### Problem details
Without the pictures, write out all the lines below exactly as they appear.

-- Start of Stored data --

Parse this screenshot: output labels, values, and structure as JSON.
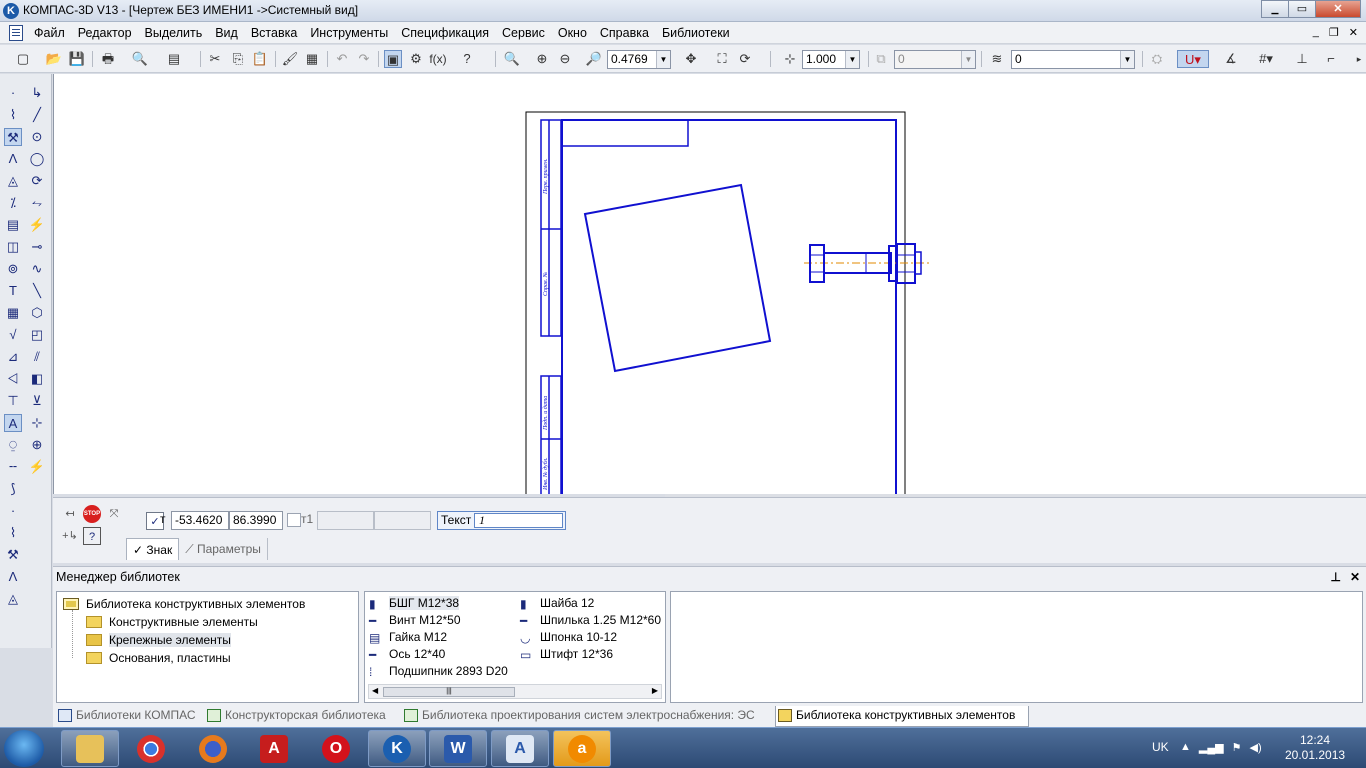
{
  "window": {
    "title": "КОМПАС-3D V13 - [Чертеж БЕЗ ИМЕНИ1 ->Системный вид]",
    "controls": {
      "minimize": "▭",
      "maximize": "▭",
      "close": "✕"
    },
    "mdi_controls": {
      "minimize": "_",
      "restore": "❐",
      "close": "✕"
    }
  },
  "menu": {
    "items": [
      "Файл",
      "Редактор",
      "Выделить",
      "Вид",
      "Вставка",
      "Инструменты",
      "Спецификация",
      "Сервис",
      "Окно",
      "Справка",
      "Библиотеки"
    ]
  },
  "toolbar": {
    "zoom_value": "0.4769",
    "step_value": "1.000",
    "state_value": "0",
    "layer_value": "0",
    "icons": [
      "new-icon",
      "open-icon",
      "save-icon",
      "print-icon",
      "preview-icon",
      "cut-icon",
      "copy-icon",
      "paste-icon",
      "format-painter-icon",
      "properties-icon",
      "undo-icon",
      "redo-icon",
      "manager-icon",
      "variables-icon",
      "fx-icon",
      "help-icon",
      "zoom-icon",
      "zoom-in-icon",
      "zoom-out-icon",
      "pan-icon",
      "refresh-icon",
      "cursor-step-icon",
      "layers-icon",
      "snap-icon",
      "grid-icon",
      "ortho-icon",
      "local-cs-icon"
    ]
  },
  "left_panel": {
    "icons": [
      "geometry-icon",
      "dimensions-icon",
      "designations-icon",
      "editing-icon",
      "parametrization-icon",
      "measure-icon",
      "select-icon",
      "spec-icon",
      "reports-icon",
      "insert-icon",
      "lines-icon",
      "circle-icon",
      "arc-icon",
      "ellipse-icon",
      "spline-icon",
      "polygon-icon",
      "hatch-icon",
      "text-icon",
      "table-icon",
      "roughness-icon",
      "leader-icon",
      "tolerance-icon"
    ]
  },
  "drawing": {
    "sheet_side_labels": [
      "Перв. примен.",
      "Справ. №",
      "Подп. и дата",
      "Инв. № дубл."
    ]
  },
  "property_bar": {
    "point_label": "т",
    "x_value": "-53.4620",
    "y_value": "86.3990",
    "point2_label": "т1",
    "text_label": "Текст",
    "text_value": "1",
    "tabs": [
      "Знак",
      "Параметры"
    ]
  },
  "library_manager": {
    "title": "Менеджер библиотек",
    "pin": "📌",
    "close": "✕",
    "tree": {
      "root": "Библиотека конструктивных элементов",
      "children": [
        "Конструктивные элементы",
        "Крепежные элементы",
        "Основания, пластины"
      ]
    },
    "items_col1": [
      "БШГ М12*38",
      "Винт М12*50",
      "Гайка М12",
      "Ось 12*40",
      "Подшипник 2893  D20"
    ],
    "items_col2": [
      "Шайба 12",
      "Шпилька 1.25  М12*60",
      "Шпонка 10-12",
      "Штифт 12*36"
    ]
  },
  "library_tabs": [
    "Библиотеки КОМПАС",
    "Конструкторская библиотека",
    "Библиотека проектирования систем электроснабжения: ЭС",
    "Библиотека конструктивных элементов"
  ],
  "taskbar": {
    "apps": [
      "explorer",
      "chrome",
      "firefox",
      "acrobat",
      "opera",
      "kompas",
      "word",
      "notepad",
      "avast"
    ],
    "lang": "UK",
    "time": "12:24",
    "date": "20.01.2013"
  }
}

-- End of Stored data --

### Answer to the exercise
Parse this screenshot: output labels, values, and structure as JSON.
{
  "window": {
    "title": "КОМПАС-3D V13 - [Чертеж БЕЗ ИМЕНИ1 ->Системный вид]",
    "controls": {
      "minimize": "▭",
      "maximize": "▭",
      "close": "✕"
    },
    "mdi_controls": {
      "minimize": "_",
      "restore": "❐",
      "close": "✕"
    }
  },
  "menu": {
    "items": [
      "Файл",
      "Редактор",
      "Выделить",
      "Вид",
      "Вставка",
      "Инструменты",
      "Спецификация",
      "Сервис",
      "Окно",
      "Справка",
      "Библиотеки"
    ]
  },
  "toolbar": {
    "zoom_value": "0.4769",
    "step_value": "1.000",
    "state_value": "0",
    "layer_value": "0",
    "icons": [
      "new-icon",
      "open-icon",
      "save-icon",
      "print-icon",
      "preview-icon",
      "cut-icon",
      "copy-icon",
      "paste-icon",
      "format-painter-icon",
      "properties-icon",
      "undo-icon",
      "redo-icon",
      "manager-icon",
      "variables-icon",
      "fx-icon",
      "help-icon",
      "zoom-icon",
      "zoom-in-icon",
      "zoom-out-icon",
      "pan-icon",
      "refresh-icon",
      "cursor-step-icon",
      "layers-icon",
      "snap-icon",
      "grid-icon",
      "ortho-icon",
      "local-cs-icon"
    ]
  },
  "left_panel": {
    "icons": [
      "geometry-icon",
      "dimensions-icon",
      "designations-icon",
      "editing-icon",
      "parametrization-icon",
      "measure-icon",
      "select-icon",
      "spec-icon",
      "reports-icon",
      "insert-icon",
      "lines-icon",
      "circle-icon",
      "arc-icon",
      "ellipse-icon",
      "spline-icon",
      "polygon-icon",
      "hatch-icon",
      "text-icon",
      "table-icon",
      "roughness-icon",
      "leader-icon",
      "tolerance-icon"
    ]
  },
  "drawing": {
    "sheet_side_labels": [
      "Перв. примен.",
      "Справ. №",
      "Подп. и дата",
      "Инв. № дубл."
    ]
  },
  "property_bar": {
    "point_label": "т",
    "x_value": "-53.4620",
    "y_value": "86.3990",
    "point2_label": "т1",
    "text_label": "Текст",
    "text_value": "1",
    "tabs": [
      "Знак",
      "Параметры"
    ]
  },
  "library_manager": {
    "title": "Менеджер библиотек",
    "pin": "📌",
    "close": "✕",
    "tree": {
      "root": "Библиотека конструктивных элементов",
      "children": [
        "Конструктивные элементы",
        "Крепежные элементы",
        "Основания, пластины"
      ]
    },
    "items_col1": [
      "БШГ М12*38",
      "Винт М12*50",
      "Гайка М12",
      "Ось 12*40",
      "Подшипник 2893  D20"
    ],
    "items_col2": [
      "Шайба 12",
      "Шпилька 1.25  М12*60",
      "Шпонка 10-12",
      "Штифт 12*36"
    ]
  },
  "library_tabs": [
    "Библиотеки КОМПАС",
    "Конструкторская библиотека",
    "Библиотека проектирования систем электроснабжения: ЭС",
    "Библиотека конструктивных элементов"
  ],
  "taskbar": {
    "apps": [
      "explorer",
      "chrome",
      "firefox",
      "acrobat",
      "opera",
      "kompas",
      "word",
      "notepad",
      "avast"
    ],
    "lang": "UK",
    "time": "12:24",
    "date": "20.01.2013"
  }
}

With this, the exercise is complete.